SET TASK | Would you return the complete listing below word for word?

RECORDS FOR PROCESSING |
↓
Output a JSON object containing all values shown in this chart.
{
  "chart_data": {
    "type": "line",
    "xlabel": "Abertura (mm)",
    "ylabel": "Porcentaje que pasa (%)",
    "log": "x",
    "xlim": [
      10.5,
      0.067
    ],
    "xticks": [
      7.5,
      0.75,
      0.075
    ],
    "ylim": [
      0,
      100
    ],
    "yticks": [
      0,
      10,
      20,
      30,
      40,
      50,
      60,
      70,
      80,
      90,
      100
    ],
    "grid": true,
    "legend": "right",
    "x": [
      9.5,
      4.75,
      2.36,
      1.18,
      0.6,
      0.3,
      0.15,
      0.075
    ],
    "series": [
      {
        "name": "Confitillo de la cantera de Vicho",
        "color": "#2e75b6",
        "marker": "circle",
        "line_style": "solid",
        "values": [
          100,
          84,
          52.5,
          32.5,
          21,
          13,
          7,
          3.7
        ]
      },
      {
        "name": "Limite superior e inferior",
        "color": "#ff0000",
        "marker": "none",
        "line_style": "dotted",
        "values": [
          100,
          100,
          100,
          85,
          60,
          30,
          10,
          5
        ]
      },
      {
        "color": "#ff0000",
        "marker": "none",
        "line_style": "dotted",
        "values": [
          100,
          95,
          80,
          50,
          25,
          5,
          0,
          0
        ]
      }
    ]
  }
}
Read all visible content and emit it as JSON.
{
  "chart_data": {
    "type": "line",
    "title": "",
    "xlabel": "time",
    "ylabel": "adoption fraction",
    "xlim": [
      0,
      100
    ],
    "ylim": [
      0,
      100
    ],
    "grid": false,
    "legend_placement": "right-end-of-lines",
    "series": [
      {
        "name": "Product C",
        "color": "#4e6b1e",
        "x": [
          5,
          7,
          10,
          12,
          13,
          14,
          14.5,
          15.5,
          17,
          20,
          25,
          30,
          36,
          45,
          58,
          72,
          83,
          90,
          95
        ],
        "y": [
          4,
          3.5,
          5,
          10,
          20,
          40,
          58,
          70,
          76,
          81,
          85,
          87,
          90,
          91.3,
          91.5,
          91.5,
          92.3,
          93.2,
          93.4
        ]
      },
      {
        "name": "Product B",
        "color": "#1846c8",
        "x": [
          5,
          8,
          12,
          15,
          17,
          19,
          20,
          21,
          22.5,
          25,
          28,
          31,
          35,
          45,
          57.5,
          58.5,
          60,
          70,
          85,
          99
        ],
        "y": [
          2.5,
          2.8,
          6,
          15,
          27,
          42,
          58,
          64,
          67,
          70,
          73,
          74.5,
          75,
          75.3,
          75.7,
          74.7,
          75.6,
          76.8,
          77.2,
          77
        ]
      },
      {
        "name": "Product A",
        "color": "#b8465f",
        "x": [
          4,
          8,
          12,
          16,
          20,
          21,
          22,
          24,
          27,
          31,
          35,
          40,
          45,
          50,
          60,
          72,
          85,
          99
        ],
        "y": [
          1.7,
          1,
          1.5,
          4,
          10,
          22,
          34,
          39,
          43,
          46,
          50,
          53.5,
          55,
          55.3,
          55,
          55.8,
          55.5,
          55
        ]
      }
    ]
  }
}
↑
TASK OUTPUT |
Output a JSON object containing all values shown in this chart.
{
  "chart_data": {
    "type": "line",
    "xlabel": "Abertura (mm)",
    "ylabel": "Porcentaje que pasa (%)",
    "log": "x",
    "xlim": [
      10.5,
      0.067
    ],
    "xticks": [
      7.5,
      0.75,
      0.075
    ],
    "ylim": [
      0,
      100
    ],
    "yticks": [
      0,
      10,
      20,
      30,
      40,
      50,
      60,
      70,
      80,
      90,
      100
    ],
    "grid": true,
    "legend": "right",
    "x": [
      9.5,
      4.75,
      2.36,
      1.18,
      0.6,
      0.3,
      0.15,
      0.075
    ],
    "series": [
      {
        "name": "Confitillo de la cantera de Vicho",
        "color": "#2e75b6",
        "marker": "circle",
        "line_style": "solid",
        "values": [
          100,
          84,
          52.5,
          32.5,
          21,
          13,
          7,
          3.7
        ]
      },
      {
        "name": "Limite superior e inferior",
        "color": "#ff0000",
        "marker": "none",
        "line_style": "dotted",
        "values": [
          100,
          100,
          100,
          85,
          60,
          30,
          10,
          5
        ]
      },
      {
        "color": "#ff0000",
        "marker": "none",
        "line_style": "dotted",
        "values": [
          100,
          95,
          80,
          50,
          25,
          5,
          0,
          0
        ]
      }
    ]
  }
}
Read all visible content and emit it as JSON.
{
  "chart_data": {
    "type": "line",
    "title": "",
    "xlabel": "time",
    "ylabel": "adoption fraction",
    "xlim": [
      0,
      100
    ],
    "ylim": [
      0,
      100
    ],
    "grid": false,
    "legend_placement": "right-end-of-lines",
    "series": [
      {
        "name": "Product C",
        "color": "#4e6b1e",
        "x": [
          5,
          7,
          10,
          12,
          13,
          14,
          14.5,
          15.5,
          17,
          20,
          25,
          30,
          36,
          45,
          58,
          72,
          83,
          90,
          95
        ],
        "y": [
          4,
          3.5,
          5,
          10,
          20,
          40,
          58,
          70,
          76,
          81,
          85,
          87,
          90,
          91.3,
          91.5,
          91.5,
          92.3,
          93.2,
          93.4
        ]
      },
      {
        "name": "Product B",
        "color": "#1846c8",
        "x": [
          5,
          8,
          12,
          15,
          17,
          19,
          20,
          21,
          22.5,
          25,
          28,
          31,
          35,
          45,
          57.5,
          58.5,
          60,
          70,
          85,
          99
        ],
        "y": [
          2.5,
          2.8,
          6,
          15,
          27,
          42,
          58,
          64,
          67,
          70,
          73,
          74.5,
          75,
          75.3,
          75.7,
          74.7,
          75.6,
          76.8,
          77.2,
          77
        ]
      },
      {
        "name": "Product A",
        "color": "#b8465f",
        "x": [
          4,
          8,
          12,
          16,
          20,
          21,
          22,
          24,
          27,
          31,
          35,
          40,
          45,
          50,
          60,
          72,
          85,
          99
        ],
        "y": [
          1.7,
          1,
          1.5,
          4,
          10,
          22,
          34,
          39,
          43,
          46,
          50,
          53.5,
          55,
          55.3,
          55,
          55.8,
          55.5,
          55
        ]
      }
    ]
  }
}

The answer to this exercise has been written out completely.